— Begin DATASET ENTRIES —

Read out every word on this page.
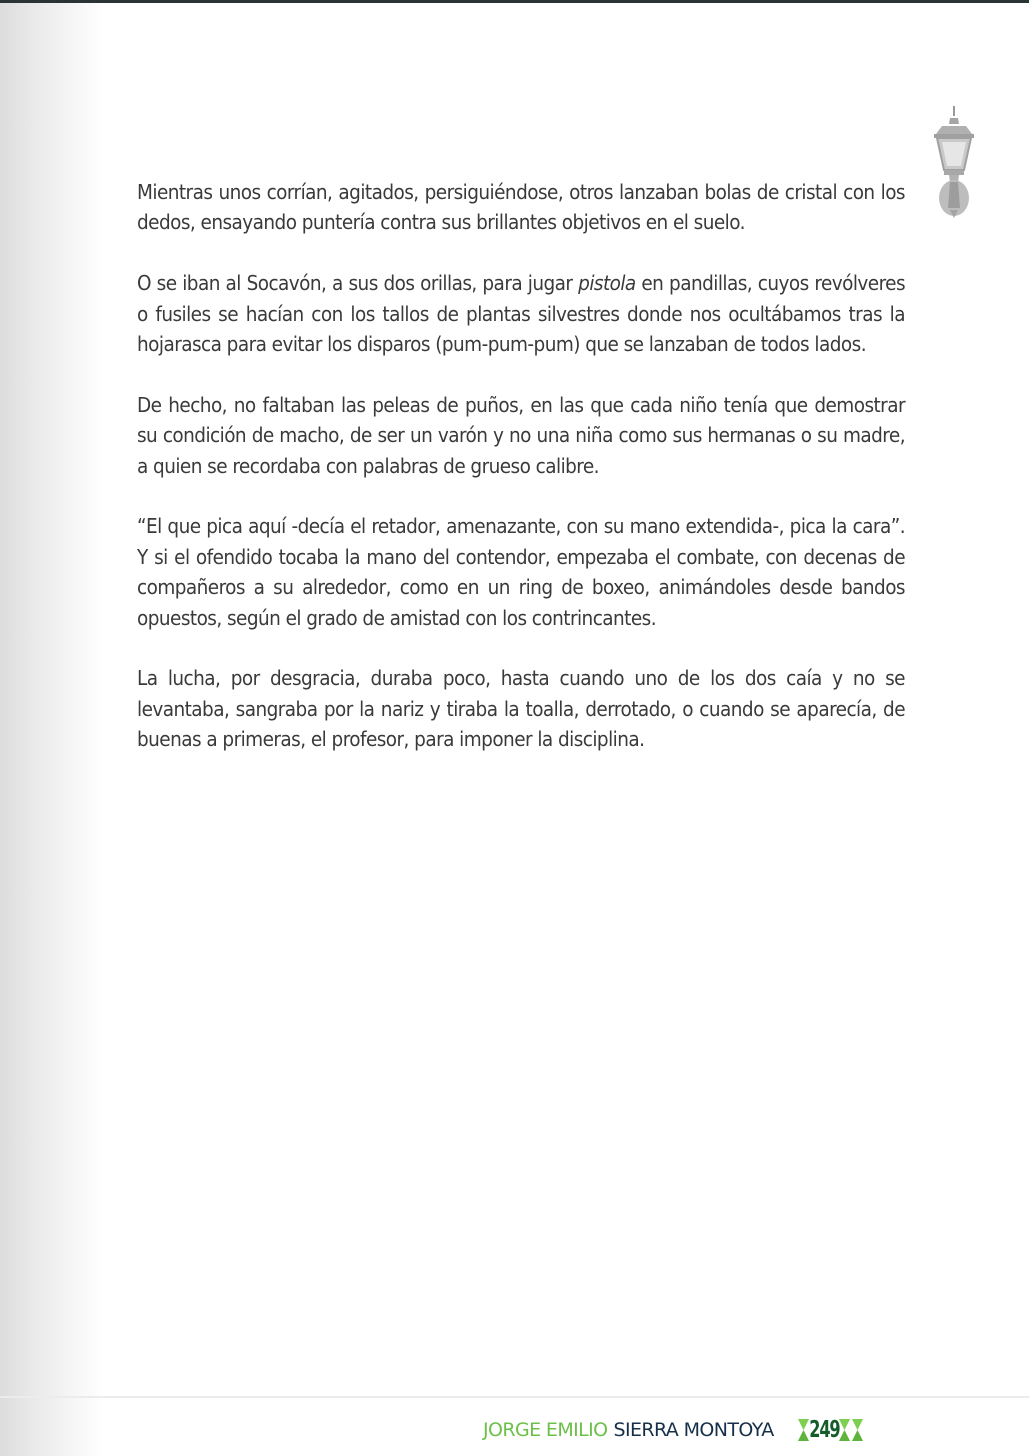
Mientras unos corrían, agitados, persiguiéndose, otros lanzaban bolas de cristal con los dedos, ensayando puntería contra sus brillantes objetivos en el suelo.

O se iban al Socavón, a sus dos orillas, para jugar pistola en pandillas, cuyos revólveres o fusiles se hacían con los tallos de plantas silvestres donde nos ocultábamos tras la hojarasca para evitar los disparos (pum-pum-pum) que se lanzaban de todos lados.

De hecho, no faltaban las peleas de puños, en las que cada niño tenía que demostrar su condición de macho, de ser un varón y no una niña como sus hermanas o su madre, a quien se recordaba con palabras de grueso calibre.

“El que pica aquí -decía el retador, amenazante, con su mano extendida-, pica la cara”. Y si el ofendido tocaba la mano del contendor, empezaba el combate, con decenas de compañeros a su alrededor, como en un ring de boxeo, animándoles desde bandos opuestos, según el grado de amistad con los contrincantes.

La lucha, por desgracia, duraba poco, hasta cuando uno de los dos caía y no se levantaba, sangraba por la nariz y tiraba la toalla, derrotado, o cuando se aparecía, de buenas a primeras, el profesor, para imponer la disciplina.

JORGE EMILIO SIERRA MONTOYA 249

— End DATASET ENTRIES —

Produce an exact copy of each line of data, skipping embedded images.

Read out every word on this page.
Mientras unos corrían, agitados, persiguiéndose, otros lanzaban bolas de cristal con los dedos, ensayando puntería contra sus brillantes objetivos en el suelo.

O se iban al Socavón, a sus dos orillas, para jugar pistola en pandillas, cuyos revólveres o fusiles se hacían con los tallos de plantas silvestres donde nos ocultábamos tras la hojarasca para evitar los disparos (pum-pum-pum) que se lanzaban de todos lados.

De hecho, no faltaban las peleas de puños, en las que cada niño tenía que demostrar su condición de macho, de ser un varón y no una niña como sus hermanas o su madre, a quien se recordaba con palabras de grueso calibre.

“El que pica aquí -decía el retador, amenazante, con su mano extendida-, pica la cara”. Y si el ofendido tocaba la mano del contendor, empezaba el combate, con decenas de compañeros a su alrededor, como en un ring de boxeo, animándoles desde bandos opuestos, según el grado de amistad con los contrincantes.

La lucha, por desgracia, duraba poco, hasta cuando uno de los dos caía y no se levantaba, sangraba por la nariz y tiraba la toalla, derrotado, o cuando se aparecía, de buenas a primeras, el profesor, para imponer la disciplina.

JORGE EMILIO SIERRA MONTOYA 249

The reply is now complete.